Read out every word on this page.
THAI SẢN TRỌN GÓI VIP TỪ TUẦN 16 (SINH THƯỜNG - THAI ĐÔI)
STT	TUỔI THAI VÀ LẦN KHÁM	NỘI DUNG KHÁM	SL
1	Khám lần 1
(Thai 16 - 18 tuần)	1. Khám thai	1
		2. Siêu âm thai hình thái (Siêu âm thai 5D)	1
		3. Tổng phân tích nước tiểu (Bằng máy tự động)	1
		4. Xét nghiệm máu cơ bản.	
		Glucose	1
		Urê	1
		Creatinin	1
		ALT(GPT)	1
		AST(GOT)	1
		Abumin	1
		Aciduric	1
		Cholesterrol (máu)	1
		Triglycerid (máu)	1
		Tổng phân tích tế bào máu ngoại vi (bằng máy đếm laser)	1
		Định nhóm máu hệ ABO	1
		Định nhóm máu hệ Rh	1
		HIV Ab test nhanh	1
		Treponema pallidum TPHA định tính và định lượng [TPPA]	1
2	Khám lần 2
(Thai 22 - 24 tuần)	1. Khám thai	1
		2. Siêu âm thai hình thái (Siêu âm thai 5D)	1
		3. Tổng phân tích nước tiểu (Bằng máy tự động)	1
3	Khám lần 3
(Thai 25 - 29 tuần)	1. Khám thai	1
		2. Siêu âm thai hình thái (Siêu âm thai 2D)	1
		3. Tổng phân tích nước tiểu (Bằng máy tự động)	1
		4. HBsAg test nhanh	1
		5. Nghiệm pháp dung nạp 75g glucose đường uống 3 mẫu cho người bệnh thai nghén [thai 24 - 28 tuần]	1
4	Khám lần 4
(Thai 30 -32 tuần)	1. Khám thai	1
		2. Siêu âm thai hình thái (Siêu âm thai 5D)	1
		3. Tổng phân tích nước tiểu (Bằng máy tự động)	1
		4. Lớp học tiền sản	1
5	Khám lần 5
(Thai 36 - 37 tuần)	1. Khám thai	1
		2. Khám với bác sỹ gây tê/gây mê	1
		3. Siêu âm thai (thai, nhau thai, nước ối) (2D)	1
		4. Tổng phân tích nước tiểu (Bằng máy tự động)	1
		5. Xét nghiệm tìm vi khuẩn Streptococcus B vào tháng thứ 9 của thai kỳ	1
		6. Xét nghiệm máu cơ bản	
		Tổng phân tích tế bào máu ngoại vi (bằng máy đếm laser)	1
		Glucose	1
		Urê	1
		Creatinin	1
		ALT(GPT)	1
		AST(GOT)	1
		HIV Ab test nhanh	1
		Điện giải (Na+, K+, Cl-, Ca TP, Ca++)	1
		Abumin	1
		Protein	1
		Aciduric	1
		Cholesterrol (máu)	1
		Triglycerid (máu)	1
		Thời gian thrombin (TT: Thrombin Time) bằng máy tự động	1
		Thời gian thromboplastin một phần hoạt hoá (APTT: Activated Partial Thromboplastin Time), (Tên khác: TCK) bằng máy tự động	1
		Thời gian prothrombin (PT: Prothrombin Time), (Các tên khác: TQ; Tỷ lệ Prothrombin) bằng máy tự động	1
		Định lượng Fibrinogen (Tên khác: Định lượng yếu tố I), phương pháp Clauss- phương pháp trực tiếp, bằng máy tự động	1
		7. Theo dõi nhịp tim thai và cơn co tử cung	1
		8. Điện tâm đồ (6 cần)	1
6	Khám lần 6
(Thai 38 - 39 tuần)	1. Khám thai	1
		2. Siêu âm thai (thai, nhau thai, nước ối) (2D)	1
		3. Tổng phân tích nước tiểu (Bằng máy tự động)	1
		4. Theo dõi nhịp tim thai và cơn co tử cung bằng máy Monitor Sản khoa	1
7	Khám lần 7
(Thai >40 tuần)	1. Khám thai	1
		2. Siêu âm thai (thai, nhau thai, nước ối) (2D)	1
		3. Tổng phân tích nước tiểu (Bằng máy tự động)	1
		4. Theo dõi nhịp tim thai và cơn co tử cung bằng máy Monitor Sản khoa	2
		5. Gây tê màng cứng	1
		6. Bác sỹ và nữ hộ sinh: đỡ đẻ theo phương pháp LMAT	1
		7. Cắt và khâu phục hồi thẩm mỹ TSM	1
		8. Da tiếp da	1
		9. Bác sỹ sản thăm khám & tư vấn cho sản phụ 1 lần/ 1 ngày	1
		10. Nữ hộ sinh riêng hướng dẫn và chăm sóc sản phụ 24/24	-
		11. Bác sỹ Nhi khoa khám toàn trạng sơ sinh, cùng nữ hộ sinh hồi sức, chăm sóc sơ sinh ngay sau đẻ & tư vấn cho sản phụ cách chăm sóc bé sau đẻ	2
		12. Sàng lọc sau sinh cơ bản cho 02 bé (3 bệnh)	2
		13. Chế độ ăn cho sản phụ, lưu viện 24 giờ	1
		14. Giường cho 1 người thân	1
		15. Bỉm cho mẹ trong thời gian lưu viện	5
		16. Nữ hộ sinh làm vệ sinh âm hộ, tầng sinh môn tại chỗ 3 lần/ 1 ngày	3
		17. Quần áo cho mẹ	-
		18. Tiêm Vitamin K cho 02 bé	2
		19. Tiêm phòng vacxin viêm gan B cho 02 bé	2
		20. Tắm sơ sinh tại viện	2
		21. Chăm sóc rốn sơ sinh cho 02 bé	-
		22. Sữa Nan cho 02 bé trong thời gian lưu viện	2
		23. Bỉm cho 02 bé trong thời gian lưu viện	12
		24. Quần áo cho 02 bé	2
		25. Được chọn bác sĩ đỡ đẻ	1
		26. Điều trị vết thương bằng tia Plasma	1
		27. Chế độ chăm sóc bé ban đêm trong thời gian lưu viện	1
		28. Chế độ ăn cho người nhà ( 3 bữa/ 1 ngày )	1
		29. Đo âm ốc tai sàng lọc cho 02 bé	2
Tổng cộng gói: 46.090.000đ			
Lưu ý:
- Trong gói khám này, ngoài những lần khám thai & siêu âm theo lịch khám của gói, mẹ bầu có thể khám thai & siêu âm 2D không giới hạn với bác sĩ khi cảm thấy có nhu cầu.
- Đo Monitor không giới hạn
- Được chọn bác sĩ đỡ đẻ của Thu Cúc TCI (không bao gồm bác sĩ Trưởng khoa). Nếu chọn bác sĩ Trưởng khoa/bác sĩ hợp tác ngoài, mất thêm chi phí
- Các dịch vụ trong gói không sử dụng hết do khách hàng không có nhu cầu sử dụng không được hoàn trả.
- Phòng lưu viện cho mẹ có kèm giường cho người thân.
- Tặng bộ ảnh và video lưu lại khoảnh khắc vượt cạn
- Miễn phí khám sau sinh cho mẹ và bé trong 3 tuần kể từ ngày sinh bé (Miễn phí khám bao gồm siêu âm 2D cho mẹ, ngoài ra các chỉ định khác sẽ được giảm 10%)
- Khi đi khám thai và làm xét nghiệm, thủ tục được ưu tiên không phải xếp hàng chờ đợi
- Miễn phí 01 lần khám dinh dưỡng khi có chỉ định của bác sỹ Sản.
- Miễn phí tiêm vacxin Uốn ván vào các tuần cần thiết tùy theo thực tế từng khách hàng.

■ WHAT YOU HAVE TO DO: What you return must match the data above character for character.

■ COMPLETED TASK:
Read out every word on this page.
THAI SẢN TRỌN GÓI VIP TỪ TUẦN 16 (SINH THƯỜNG - THAI ĐÔI)
STT	TUỔI THAI VÀ LẦN KHÁM	NỘI DUNG KHÁM	SL
1	Khám lần 1
(Thai 16 - 18 tuần)	1. Khám thai	1
		2. Siêu âm thai hình thái (Siêu âm thai 5D)	1
		3. Tổng phân tích nước tiểu (Bằng máy tự động)	1
		4. Xét nghiệm máu cơ bản.	
		Glucose	1
		Urê	1
		Creatinin	1
		ALT(GPT)	1
		AST(GOT)	1
		Abumin	1
		Aciduric	1
		Cholesterrol (máu)	1
		Triglycerid (máu)	1
		Tổng phân tích tế bào máu ngoại vi (bằng máy đếm laser)	1
		Định nhóm máu hệ ABO	1
		Định nhóm máu hệ Rh	1
		HIV Ab test nhanh	1
		Treponema pallidum TPHA định tính và định lượng [TPPA]	1
2	Khám lần 2
(Thai 22 - 24 tuần)	1. Khám thai	1
		2. Siêu âm thai hình thái (Siêu âm thai 5D)	1
		3. Tổng phân tích nước tiểu (Bằng máy tự động)	1
3	Khám lần 3
(Thai 25 - 29 tuần)	1. Khám thai	1
		2. Siêu âm thai hình thái (Siêu âm thai 2D)	1
		3. Tổng phân tích nước tiểu (Bằng máy tự động)	1
		4. HBsAg test nhanh	1
		5. Nghiệm pháp dung nạp 75g glucose đường uống 3 mẫu cho người bệnh thai nghén [thai 24 - 28 tuần]	1
4	Khám lần 4
(Thai 30 -32 tuần)	1. Khám thai	1
		2. Siêu âm thai hình thái (Siêu âm thai 5D)	1
		3. Tổng phân tích nước tiểu (Bằng máy tự động)	1
		4. Lớp học tiền sản	1
5	Khám lần 5
(Thai 36 - 37 tuần)	1. Khám thai	1
		2. Khám với bác sỹ gây tê/gây mê	1
		3. Siêu âm thai (thai, nhau thai, nước ối) (2D)	1
		4. Tổng phân tích nước tiểu (Bằng máy tự động)	1
		5. Xét nghiệm tìm vi khuẩn Streptococcus B vào tháng thứ 9 của thai kỳ	1
		6. Xét nghiệm máu cơ bản	
		Tổng phân tích tế bào máu ngoại vi (bằng máy đếm laser)	1
		Glucose	1
		Urê	1
		Creatinin	1
		ALT(GPT)	1
		AST(GOT)	1
		HIV Ab test nhanh	1
		Điện giải (Na+, K+, Cl-, Ca TP, Ca++)	1
		Abumin	1
		Protein	1
		Aciduric	1
		Cholesterrol (máu)	1
		Triglycerid (máu)	1
		Thời gian thrombin (TT: Thrombin Time) bằng máy tự động	1
		Thời gian thromboplastin một phần hoạt hoá (APTT: Activated Partial Thromboplastin Time), (Tên khác: TCK) bằng máy tự động	1
		Thời gian prothrombin (PT: Prothrombin Time), (Các tên khác: TQ; Tỷ lệ Prothrombin) bằng máy tự động	1
		Định lượng Fibrinogen (Tên khác: Định lượng yếu tố I), phương pháp Clauss- phương pháp trực tiếp, bằng máy tự động	1
		7. Theo dõi nhịp tim thai và cơn co tử cung	1
		8. Điện tâm đồ (6 cần)	1
6	Khám lần 6
(Thai 38 - 39 tuần)	1. Khám thai	1
		2. Siêu âm thai (thai, nhau thai, nước ối) (2D)	1
		3. Tổng phân tích nước tiểu (Bằng máy tự động)	1
		4. Theo dõi nhịp tim thai và cơn co tử cung bằng máy Monitor Sản khoa	1
7	Khám lần 7
(Thai >40 tuần)	1. Khám thai	1
		2. Siêu âm thai (thai, nhau thai, nước ối) (2D)	1
		3. Tổng phân tích nước tiểu (Bằng máy tự động)	1
		4. Theo dõi nhịp tim thai và cơn co tử cung bằng máy Monitor Sản khoa	2
		5. Gây tê màng cứng	1
		6. Bác sỹ và nữ hộ sinh: đỡ đẻ theo phương pháp LMAT	1
		7. Cắt và khâu phục hồi thẩm mỹ TSM	1
		8. Da tiếp da	1
		9. Bác sỹ sản thăm khám & tư vấn cho sản phụ 1 lần/ 1 ngày	1
		10. Nữ hộ sinh riêng hướng dẫn và chăm sóc sản phụ 24/24	-
		11. Bác sỹ Nhi khoa khám toàn trạng sơ sinh, cùng nữ hộ sinh hồi sức, chăm sóc sơ sinh ngay sau đẻ & tư vấn cho sản phụ cách chăm sóc bé sau đẻ	2
		12. Sàng lọc sau sinh cơ bản cho 02 bé (3 bệnh)	2
		13. Chế độ ăn cho sản phụ, lưu viện 24 giờ	1
		14. Giường cho 1 người thân	1
		15. Bỉm cho mẹ trong thời gian lưu viện	5
		16. Nữ hộ sinh làm vệ sinh âm hộ, tầng sinh môn tại chỗ 3 lần/ 1 ngày	3
		17. Quần áo cho mẹ	-
		18. Tiêm Vitamin K cho 02 bé	2
		19. Tiêm phòng vacxin viêm gan B cho 02 bé	2
		20. Tắm sơ sinh tại viện	2
		21. Chăm sóc rốn sơ sinh cho 02 bé	-
		22. Sữa Nan cho 02 bé trong thời gian lưu viện	2
		23. Bỉm cho 02 bé trong thời gian lưu viện	12
		24. Quần áo cho 02 bé	2
		25. Được chọn bác sĩ đỡ đẻ	1
		26. Điều trị vết thương bằng tia Plasma	1
		27. Chế độ chăm sóc bé ban đêm trong thời gian lưu viện	1
		28. Chế độ ăn cho người nhà ( 3 bữa/ 1 ngày )	1
		29. Đo âm ốc tai sàng lọc cho 02 bé	2
Tổng cộng gói: 46.090.000đ			
Lưu ý:
- Trong gói khám này, ngoài những lần khám thai & siêu âm theo lịch khám của gói, mẹ bầu có thể khám thai & siêu âm 2D không giới hạn với bác sĩ khi cảm thấy có nhu cầu.
- Đo Monitor không giới hạn
- Được chọn bác sĩ đỡ đẻ của Thu Cúc TCI (không bao gồm bác sĩ Trưởng khoa). Nếu chọn bác sĩ Trưởng khoa/bác sĩ hợp tác ngoài, mất thêm chi phí
- Các dịch vụ trong gói không sử dụng hết do khách hàng không có nhu cầu sử dụng không được hoàn trả.
- Phòng lưu viện cho mẹ có kèm giường cho người thân.
- Tặng bộ ảnh và video lưu lại khoảnh khắc vượt cạn
- Miễn phí khám sau sinh cho mẹ và bé trong 3 tuần kể từ ngày sinh bé (Miễn phí khám bao gồm siêu âm 2D cho mẹ, ngoài ra các chỉ định khác sẽ được giảm 10%)
- Khi đi khám thai và làm xét nghiệm, thủ tục được ưu tiên không phải xếp hàng chờ đợi
- Miễn phí 01 lần khám dinh dưỡng khi có chỉ định của bác sỹ Sản.
- Miễn phí tiêm vacxin Uốn ván vào các tuần cần thiết tùy theo thực tế từng khách hàng.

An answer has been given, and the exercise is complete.